TO DO -> Tally the lines with the word "What" and report the number alone.

ITEMS ->
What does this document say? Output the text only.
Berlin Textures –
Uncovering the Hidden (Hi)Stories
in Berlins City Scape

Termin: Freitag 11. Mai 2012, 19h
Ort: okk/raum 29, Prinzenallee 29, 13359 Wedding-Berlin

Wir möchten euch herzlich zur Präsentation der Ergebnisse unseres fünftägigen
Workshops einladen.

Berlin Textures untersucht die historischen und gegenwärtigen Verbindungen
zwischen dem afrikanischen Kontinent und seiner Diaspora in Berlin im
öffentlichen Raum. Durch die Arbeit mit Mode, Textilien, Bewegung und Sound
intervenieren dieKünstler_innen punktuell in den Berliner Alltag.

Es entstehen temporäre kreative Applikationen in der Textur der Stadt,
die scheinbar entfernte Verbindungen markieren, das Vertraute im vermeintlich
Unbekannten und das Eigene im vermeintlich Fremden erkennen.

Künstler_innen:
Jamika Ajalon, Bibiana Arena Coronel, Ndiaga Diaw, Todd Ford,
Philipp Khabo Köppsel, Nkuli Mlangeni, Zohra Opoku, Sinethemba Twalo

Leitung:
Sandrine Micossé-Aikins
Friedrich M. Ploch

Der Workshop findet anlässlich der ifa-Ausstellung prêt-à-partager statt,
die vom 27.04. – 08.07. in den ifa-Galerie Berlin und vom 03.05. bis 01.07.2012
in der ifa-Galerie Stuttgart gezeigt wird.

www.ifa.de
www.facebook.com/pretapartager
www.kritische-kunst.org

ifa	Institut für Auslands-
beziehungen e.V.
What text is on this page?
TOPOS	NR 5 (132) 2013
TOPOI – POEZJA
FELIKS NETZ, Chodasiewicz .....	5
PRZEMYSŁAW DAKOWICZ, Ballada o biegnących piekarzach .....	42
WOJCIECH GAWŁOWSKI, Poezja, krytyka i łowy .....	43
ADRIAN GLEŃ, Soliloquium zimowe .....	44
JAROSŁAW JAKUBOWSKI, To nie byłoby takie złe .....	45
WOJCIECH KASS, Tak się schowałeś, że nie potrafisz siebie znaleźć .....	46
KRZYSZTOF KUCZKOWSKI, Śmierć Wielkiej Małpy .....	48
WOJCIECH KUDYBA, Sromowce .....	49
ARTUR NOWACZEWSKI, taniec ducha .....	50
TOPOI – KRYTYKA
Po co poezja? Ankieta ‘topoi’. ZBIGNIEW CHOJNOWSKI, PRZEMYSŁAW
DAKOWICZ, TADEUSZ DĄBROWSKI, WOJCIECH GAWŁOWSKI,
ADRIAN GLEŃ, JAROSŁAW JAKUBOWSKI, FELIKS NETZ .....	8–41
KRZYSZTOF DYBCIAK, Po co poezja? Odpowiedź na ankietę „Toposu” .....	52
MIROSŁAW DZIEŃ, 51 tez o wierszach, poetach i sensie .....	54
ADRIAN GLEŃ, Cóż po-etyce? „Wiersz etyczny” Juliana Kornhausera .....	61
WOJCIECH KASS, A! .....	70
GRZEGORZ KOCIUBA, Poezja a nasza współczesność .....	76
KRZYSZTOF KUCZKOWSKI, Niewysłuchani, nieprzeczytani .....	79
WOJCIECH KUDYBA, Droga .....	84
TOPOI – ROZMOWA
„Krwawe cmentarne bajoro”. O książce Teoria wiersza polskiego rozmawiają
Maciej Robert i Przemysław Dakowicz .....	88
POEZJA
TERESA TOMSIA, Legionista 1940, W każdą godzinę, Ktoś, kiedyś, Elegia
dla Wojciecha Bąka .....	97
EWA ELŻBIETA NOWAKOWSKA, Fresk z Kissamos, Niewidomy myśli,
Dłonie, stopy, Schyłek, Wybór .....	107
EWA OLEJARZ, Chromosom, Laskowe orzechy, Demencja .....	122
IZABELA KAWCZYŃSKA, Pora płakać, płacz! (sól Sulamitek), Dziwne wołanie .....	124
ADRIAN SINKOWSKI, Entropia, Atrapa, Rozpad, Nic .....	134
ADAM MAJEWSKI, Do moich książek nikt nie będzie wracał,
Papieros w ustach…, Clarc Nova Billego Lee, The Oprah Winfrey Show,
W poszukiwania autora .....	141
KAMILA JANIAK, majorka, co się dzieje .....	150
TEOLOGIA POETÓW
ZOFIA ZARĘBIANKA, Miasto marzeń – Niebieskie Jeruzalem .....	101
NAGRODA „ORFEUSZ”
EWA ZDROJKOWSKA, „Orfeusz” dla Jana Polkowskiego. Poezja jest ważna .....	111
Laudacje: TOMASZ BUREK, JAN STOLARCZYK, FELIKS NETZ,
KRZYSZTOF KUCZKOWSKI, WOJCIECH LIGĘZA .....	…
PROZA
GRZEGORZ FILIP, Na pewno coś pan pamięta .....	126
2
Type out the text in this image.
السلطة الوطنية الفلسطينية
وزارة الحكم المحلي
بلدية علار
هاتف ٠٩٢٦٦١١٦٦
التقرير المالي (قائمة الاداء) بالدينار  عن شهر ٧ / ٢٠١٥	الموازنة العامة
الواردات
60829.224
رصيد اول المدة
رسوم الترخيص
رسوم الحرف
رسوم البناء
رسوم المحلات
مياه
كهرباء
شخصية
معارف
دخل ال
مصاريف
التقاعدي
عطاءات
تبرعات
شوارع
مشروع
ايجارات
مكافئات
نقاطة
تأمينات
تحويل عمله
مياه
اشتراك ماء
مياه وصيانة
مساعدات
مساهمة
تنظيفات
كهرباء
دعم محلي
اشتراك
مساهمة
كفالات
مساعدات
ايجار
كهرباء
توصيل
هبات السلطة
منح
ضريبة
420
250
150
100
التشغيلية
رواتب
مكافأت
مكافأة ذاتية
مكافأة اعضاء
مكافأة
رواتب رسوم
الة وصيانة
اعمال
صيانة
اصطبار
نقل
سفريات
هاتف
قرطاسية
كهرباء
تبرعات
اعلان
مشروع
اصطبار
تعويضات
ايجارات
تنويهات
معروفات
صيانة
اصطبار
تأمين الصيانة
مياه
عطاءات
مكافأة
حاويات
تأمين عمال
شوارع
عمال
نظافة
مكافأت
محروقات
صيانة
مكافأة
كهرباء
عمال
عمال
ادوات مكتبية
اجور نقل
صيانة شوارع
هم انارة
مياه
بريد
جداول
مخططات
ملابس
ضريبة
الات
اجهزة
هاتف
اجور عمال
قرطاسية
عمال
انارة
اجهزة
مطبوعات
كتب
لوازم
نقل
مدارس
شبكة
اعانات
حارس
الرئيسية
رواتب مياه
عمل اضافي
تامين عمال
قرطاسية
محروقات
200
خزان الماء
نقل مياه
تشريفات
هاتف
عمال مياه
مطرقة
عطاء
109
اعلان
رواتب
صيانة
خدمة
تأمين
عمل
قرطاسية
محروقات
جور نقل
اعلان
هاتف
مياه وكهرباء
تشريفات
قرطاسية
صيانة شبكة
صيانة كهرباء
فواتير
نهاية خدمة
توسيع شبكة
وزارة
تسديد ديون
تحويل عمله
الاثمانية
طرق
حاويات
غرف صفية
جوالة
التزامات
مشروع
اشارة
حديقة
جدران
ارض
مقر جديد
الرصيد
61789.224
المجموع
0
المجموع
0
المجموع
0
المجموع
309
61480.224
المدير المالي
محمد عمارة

OUTPUT FOR THIS TASK -> 2